-- START OF GIVEN ENTRIES --
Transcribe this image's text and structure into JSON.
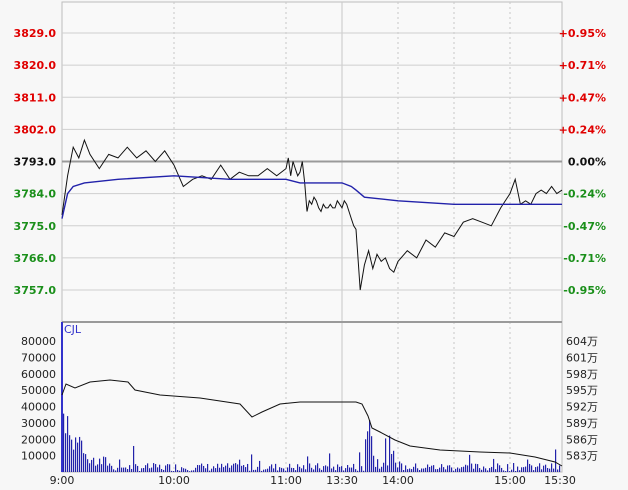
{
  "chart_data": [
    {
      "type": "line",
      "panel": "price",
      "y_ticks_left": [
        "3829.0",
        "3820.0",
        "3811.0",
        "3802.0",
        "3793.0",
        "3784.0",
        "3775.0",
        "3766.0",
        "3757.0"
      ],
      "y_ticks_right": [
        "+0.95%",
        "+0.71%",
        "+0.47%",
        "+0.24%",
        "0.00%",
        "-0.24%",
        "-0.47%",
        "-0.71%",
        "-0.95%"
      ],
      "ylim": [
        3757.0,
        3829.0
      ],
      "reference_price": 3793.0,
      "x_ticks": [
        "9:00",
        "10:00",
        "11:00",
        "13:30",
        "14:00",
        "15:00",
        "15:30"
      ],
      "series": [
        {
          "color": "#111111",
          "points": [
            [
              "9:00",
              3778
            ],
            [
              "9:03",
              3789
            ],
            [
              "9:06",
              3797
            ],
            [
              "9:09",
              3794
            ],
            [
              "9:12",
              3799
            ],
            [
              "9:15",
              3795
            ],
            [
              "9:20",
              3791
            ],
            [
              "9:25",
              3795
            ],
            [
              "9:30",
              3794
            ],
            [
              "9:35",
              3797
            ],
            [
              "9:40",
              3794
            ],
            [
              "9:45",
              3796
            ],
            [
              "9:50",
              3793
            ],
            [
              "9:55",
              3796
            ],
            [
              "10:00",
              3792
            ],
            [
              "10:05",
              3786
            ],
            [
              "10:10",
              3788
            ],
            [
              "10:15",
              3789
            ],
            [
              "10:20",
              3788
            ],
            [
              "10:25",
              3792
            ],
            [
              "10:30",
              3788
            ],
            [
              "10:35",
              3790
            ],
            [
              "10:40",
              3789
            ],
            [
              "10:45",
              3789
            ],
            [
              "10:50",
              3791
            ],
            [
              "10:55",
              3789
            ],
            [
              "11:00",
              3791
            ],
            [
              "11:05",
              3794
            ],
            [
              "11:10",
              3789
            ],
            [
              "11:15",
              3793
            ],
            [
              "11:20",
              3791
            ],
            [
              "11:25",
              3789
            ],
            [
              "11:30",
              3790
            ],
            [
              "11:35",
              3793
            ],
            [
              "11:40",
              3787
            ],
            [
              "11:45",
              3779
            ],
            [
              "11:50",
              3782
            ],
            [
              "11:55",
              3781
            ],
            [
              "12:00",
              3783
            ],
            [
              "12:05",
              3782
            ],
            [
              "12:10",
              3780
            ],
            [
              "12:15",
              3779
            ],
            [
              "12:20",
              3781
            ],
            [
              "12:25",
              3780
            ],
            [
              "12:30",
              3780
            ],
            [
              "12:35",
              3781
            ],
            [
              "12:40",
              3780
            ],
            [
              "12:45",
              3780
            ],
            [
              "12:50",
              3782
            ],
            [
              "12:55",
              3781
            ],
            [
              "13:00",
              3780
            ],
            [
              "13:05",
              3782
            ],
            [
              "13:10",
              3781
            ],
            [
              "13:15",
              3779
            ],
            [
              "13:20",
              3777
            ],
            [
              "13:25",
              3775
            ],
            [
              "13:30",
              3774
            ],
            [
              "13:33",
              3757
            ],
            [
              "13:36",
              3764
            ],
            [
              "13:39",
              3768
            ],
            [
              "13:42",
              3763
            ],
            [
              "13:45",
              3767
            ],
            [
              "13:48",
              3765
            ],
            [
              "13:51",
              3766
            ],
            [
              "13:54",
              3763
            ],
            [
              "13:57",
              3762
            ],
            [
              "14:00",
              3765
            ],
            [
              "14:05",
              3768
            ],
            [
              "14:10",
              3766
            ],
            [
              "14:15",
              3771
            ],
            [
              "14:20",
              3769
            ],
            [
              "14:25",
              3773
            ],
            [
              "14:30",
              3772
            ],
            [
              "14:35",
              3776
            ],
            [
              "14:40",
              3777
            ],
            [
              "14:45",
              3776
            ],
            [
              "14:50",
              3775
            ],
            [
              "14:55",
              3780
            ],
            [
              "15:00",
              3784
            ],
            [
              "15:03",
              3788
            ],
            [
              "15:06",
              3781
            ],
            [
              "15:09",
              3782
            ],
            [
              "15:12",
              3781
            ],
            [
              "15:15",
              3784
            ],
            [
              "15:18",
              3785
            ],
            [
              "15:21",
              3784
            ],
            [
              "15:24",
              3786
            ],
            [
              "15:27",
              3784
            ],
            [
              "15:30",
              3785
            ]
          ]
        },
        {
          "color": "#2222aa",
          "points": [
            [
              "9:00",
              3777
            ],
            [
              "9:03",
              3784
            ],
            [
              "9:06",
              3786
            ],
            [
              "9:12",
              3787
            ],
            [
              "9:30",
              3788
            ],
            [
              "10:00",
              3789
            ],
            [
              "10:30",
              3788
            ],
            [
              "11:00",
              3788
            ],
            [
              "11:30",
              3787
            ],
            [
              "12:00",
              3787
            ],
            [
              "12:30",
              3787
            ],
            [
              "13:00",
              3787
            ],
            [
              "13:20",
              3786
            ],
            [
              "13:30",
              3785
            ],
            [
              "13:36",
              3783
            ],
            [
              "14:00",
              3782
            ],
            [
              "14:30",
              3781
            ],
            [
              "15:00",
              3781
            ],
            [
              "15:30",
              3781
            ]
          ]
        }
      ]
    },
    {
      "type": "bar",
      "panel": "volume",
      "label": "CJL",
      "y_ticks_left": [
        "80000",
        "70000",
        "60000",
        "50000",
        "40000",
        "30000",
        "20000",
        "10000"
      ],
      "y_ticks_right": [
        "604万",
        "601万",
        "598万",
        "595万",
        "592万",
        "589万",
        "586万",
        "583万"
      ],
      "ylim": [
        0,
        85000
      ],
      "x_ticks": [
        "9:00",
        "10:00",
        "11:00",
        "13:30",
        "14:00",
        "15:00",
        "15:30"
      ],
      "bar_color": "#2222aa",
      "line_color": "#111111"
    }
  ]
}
-- END OF GIVEN ENTRIES --
-- START OF GIVEN ENTRIES --
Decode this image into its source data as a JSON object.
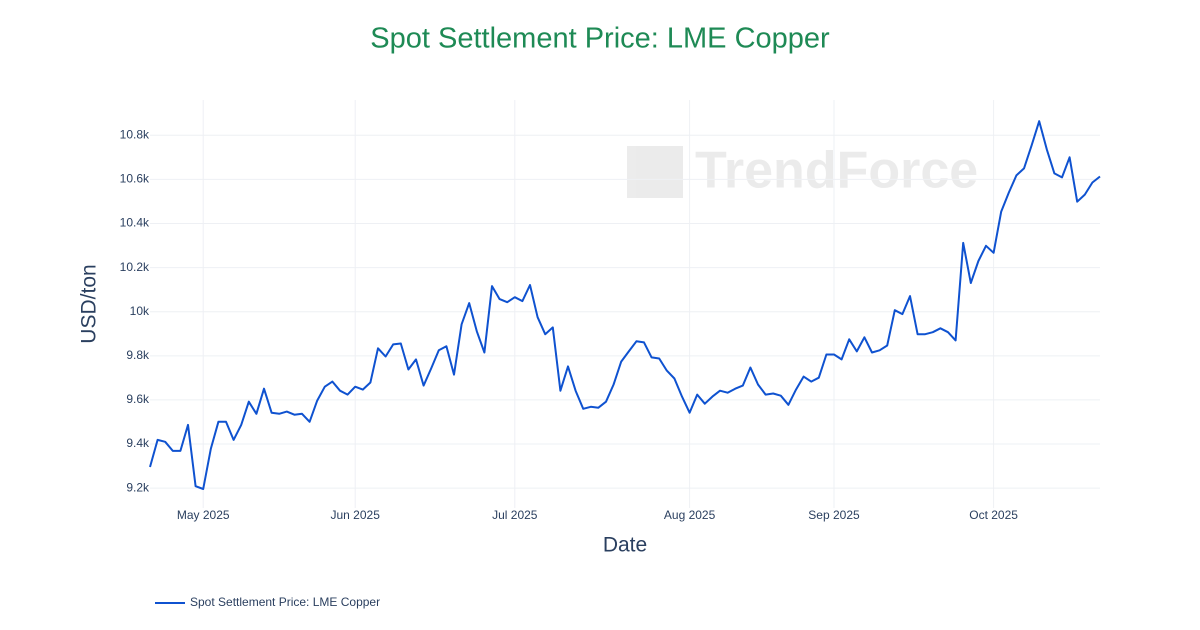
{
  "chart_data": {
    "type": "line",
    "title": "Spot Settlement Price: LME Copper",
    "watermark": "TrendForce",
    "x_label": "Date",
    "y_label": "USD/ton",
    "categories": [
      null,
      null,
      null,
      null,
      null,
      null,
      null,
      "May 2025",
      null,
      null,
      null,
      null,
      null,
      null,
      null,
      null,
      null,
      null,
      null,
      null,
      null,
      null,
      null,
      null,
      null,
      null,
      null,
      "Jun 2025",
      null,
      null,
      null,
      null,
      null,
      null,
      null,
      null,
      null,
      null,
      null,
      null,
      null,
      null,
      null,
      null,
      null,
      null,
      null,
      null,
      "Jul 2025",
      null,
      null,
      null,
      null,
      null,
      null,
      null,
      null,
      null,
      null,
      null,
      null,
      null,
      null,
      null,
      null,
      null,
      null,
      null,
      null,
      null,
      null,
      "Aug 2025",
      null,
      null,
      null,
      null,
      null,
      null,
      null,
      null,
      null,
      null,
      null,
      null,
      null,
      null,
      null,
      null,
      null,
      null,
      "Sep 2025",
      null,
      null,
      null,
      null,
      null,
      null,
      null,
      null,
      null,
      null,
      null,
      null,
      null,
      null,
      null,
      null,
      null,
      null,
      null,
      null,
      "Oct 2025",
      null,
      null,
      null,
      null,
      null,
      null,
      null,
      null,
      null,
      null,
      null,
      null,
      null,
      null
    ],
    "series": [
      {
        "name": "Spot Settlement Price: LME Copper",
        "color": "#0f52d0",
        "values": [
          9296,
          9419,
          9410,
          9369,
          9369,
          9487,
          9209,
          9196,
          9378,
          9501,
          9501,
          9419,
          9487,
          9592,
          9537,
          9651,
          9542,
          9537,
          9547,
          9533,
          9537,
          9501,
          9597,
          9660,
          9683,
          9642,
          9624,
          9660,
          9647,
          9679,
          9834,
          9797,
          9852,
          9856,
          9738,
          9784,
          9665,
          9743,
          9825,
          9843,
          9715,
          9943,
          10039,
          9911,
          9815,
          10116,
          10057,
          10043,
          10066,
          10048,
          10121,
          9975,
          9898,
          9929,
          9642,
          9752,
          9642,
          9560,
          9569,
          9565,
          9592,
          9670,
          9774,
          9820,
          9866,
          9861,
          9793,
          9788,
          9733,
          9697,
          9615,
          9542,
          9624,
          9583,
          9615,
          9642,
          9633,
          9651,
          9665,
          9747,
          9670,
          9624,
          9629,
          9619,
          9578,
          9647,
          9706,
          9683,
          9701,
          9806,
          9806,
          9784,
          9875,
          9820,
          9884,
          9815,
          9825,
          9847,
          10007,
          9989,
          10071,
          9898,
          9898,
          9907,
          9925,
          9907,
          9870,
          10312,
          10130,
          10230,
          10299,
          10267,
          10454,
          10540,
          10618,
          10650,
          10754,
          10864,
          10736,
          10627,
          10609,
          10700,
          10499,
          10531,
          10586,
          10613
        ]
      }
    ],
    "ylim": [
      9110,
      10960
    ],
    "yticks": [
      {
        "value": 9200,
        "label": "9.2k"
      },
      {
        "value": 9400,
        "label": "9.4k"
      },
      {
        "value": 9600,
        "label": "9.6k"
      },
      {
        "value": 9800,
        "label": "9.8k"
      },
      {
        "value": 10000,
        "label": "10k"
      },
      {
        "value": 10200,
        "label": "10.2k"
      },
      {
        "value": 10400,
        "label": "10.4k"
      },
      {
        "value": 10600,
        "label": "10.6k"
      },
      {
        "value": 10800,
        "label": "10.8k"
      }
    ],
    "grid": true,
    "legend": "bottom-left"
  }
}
-- END OF GIVEN ENTRIES --
◆ **TASK TO CARRY OUT**:
Identify the lines that contain the string "Settlement", and copy every one of them.

◆ **IN RESPONSE**:
    "title": "Spot Settlement Price: LME Copper",
        "name": "Spot Settlement Price: LME Copper",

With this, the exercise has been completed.